Please copy all the lines that follow, word for word.
--- START Listed records ---
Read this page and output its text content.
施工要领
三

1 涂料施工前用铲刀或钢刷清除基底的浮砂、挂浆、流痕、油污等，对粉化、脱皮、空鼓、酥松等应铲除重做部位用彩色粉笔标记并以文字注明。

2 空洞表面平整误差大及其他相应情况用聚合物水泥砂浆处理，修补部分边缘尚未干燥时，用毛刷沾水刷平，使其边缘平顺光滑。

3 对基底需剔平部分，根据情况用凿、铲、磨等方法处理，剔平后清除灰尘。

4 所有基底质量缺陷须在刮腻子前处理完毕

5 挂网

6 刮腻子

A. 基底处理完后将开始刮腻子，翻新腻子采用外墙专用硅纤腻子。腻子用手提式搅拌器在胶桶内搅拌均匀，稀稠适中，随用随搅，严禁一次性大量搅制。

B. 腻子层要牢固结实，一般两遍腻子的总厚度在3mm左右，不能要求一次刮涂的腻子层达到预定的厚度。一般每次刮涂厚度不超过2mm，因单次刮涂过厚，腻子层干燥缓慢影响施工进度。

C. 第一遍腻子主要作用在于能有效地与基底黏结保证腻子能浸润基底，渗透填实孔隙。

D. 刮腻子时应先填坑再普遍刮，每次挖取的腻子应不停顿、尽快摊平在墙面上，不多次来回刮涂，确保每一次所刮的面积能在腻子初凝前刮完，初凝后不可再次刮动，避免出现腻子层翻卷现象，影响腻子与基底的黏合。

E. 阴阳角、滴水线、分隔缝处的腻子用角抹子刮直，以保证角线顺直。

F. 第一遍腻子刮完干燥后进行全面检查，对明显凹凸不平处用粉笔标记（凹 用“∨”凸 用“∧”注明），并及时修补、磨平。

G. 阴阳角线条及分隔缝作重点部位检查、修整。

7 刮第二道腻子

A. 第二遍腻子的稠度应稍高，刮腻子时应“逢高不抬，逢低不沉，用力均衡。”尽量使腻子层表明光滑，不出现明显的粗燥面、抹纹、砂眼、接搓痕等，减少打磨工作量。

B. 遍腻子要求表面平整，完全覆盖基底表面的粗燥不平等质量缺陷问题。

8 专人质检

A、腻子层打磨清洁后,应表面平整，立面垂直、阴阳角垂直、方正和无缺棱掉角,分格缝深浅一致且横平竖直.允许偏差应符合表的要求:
--- END Listed records ---
**Answer to this exercise:**
Read this page and output its text content.
施工要领
三

1 涂料施工前用铲刀或钢刷清除基底的浮砂、挂浆、流痕、油污等，对粉化、脱皮、空鼓、酥松等应铲除重做部位用彩色粉笔标记并以文字注明。

2 空洞表面平整误差大及其他相应情况用聚合物水泥砂浆处理，修补部分边缘尚未干燥时，用毛刷沾水刷平，使其边缘平顺光滑。

3 对基底需剔平部分，根据情况用凿、铲、磨等方法处理，剔平后清除灰尘。

4 所有基底质量缺陷须在刮腻子前处理完毕

5 挂网

6 刮腻子

A. 基底处理完后将开始刮腻子，翻新腻子采用外墙专用硅纤腻子。腻子用手提式搅拌器在胶桶内搅拌均匀，稀稠适中，随用随搅，严禁一次性大量搅制。

B. 腻子层要牢固结实，一般两遍腻子的总厚度在3mm左右，不能要求一次刮涂的腻子层达到预定的厚度。一般每次刮涂厚度不超过2mm，因单次刮涂过厚，腻子层干燥缓慢影响施工进度。

C. 第一遍腻子主要作用在于能有效地与基底黏结保证腻子能浸润基底，渗透填实孔隙。

D. 刮腻子时应先填坑再普遍刮，每次挖取的腻子应不停顿、尽快摊平在墙面上，不多次来回刮涂，确保每一次所刮的面积能在腻子初凝前刮完，初凝后不可再次刮动，避免出现腻子层翻卷现象，影响腻子与基底的黏合。

E. 阴阳角、滴水线、分隔缝处的腻子用角抹子刮直，以保证角线顺直。

F. 第一遍腻子刮完干燥后进行全面检查，对明显凹凸不平处用粉笔标记（凹 用“∨”凸 用“∧”注明），并及时修补、磨平。

G. 阴阳角线条及分隔缝作重点部位检查、修整。

7 刮第二道腻子

A. 第二遍腻子的稠度应稍高，刮腻子时应“逢高不抬，逢低不沉，用力均衡。”尽量使腻子层表明光滑，不出现明显的粗燥面、抹纹、砂眼、接搓痕等，减少打磨工作量。

B. 遍腻子要求表面平整，完全覆盖基底表面的粗燥不平等质量缺陷问题。

8 专人质检

A、腻子层打磨清洁后,应表面平整，立面垂直、阴阳角垂直、方正和无缺棱掉角,分格缝深浅一致且横平竖直.允许偏差应符合表的要求:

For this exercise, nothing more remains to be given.